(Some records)

----

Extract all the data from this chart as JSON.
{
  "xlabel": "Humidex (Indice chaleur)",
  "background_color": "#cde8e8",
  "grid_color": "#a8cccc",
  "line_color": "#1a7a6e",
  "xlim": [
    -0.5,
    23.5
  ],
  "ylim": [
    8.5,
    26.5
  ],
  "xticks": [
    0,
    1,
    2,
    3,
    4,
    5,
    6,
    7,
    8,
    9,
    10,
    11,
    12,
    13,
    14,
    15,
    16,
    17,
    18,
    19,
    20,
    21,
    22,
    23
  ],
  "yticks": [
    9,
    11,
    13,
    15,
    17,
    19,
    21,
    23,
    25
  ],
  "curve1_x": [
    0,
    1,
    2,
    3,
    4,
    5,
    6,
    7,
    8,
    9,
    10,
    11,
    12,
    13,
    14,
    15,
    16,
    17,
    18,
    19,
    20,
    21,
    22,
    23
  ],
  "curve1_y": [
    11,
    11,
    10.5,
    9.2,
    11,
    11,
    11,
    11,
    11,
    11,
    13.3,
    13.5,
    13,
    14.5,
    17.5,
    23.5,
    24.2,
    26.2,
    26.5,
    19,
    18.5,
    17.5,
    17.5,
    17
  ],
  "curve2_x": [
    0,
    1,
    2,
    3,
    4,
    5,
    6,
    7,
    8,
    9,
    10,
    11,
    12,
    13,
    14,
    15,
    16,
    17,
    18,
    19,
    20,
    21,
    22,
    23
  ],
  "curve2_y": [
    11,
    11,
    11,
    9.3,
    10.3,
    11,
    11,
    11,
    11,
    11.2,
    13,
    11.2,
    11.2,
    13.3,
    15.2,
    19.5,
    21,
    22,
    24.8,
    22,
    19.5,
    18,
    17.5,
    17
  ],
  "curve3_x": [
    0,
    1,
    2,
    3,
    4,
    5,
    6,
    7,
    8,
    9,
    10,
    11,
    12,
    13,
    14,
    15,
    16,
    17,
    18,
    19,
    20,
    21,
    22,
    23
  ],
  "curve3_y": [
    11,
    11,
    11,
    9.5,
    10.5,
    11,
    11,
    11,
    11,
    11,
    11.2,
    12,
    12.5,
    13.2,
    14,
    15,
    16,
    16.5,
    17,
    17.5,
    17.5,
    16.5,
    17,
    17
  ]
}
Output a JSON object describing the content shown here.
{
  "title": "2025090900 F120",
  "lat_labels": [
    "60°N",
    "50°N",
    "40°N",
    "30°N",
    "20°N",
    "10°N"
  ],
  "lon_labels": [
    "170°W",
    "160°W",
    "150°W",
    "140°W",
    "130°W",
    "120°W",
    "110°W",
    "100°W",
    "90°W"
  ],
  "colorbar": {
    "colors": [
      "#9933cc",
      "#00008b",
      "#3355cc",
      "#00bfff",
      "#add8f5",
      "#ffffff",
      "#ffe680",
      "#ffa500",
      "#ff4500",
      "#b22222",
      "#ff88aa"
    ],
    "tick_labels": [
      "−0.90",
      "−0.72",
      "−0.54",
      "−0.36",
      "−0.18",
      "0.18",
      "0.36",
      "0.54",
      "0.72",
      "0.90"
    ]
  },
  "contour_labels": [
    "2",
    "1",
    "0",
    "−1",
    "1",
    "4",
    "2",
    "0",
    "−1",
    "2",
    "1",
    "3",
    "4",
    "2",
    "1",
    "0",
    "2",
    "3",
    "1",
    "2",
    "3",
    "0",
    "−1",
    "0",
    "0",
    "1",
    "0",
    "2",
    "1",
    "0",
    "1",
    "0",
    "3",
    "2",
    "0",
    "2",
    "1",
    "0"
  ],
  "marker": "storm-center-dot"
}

----

### [What this task involves]
Each line of the material must be restated exactly.

### [Exercise solution]
Extract all the data from this chart as JSON.
{
  "xlabel": "Humidex (Indice chaleur)",
  "background_color": "#cde8e8",
  "grid_color": "#a8cccc",
  "line_color": "#1a7a6e",
  "xlim": [
    -0.5,
    23.5
  ],
  "ylim": [
    8.5,
    26.5
  ],
  "xticks": [
    0,
    1,
    2,
    3,
    4,
    5,
    6,
    7,
    8,
    9,
    10,
    11,
    12,
    13,
    14,
    15,
    16,
    17,
    18,
    19,
    20,
    21,
    22,
    23
  ],
  "yticks": [
    9,
    11,
    13,
    15,
    17,
    19,
    21,
    23,
    25
  ],
  "curve1_x": [
    0,
    1,
    2,
    3,
    4,
    5,
    6,
    7,
    8,
    9,
    10,
    11,
    12,
    13,
    14,
    15,
    16,
    17,
    18,
    19,
    20,
    21,
    22,
    23
  ],
  "curve1_y": [
    11,
    11,
    10.5,
    9.2,
    11,
    11,
    11,
    11,
    11,
    11,
    13.3,
    13.5,
    13,
    14.5,
    17.5,
    23.5,
    24.2,
    26.2,
    26.5,
    19,
    18.5,
    17.5,
    17.5,
    17
  ],
  "curve2_x": [
    0,
    1,
    2,
    3,
    4,
    5,
    6,
    7,
    8,
    9,
    10,
    11,
    12,
    13,
    14,
    15,
    16,
    17,
    18,
    19,
    20,
    21,
    22,
    23
  ],
  "curve2_y": [
    11,
    11,
    11,
    9.3,
    10.3,
    11,
    11,
    11,
    11,
    11.2,
    13,
    11.2,
    11.2,
    13.3,
    15.2,
    19.5,
    21,
    22,
    24.8,
    22,
    19.5,
    18,
    17.5,
    17
  ],
  "curve3_x": [
    0,
    1,
    2,
    3,
    4,
    5,
    6,
    7,
    8,
    9,
    10,
    11,
    12,
    13,
    14,
    15,
    16,
    17,
    18,
    19,
    20,
    21,
    22,
    23
  ],
  "curve3_y": [
    11,
    11,
    11,
    9.5,
    10.5,
    11,
    11,
    11,
    11,
    11,
    11.2,
    12,
    12.5,
    13.2,
    14,
    15,
    16,
    16.5,
    17,
    17.5,
    17.5,
    16.5,
    17,
    17
  ]
}
Output a JSON object describing the content shown here.
{
  "title": "2025090900 F120",
  "lat_labels": [
    "60°N",
    "50°N",
    "40°N",
    "30°N",
    "20°N",
    "10°N"
  ],
  "lon_labels": [
    "170°W",
    "160°W",
    "150°W",
    "140°W",
    "130°W",
    "120°W",
    "110°W",
    "100°W",
    "90°W"
  ],
  "colorbar": {
    "colors": [
      "#9933cc",
      "#00008b",
      "#3355cc",
      "#00bfff",
      "#add8f5",
      "#ffffff",
      "#ffe680",
      "#ffa500",
      "#ff4500",
      "#b22222",
      "#ff88aa"
    ],
    "tick_labels": [
      "−0.90",
      "−0.72",
      "−0.54",
      "−0.36",
      "−0.18",
      "0.18",
      "0.36",
      "0.54",
      "0.72",
      "0.90"
    ]
  },
  "contour_labels": [
    "2",
    "1",
    "0",
    "−1",
    "1",
    "4",
    "2",
    "0",
    "−1",
    "2",
    "1",
    "3",
    "4",
    "2",
    "1",
    "0",
    "2",
    "3",
    "1",
    "2",
    "3",
    "0",
    "−1",
    "0",
    "0",
    "1",
    "0",
    "2",
    "1",
    "0",
    "1",
    "0",
    "3",
    "2",
    "0",
    "2",
    "1",
    "0"
  ],
  "marker": "storm-center-dot"
}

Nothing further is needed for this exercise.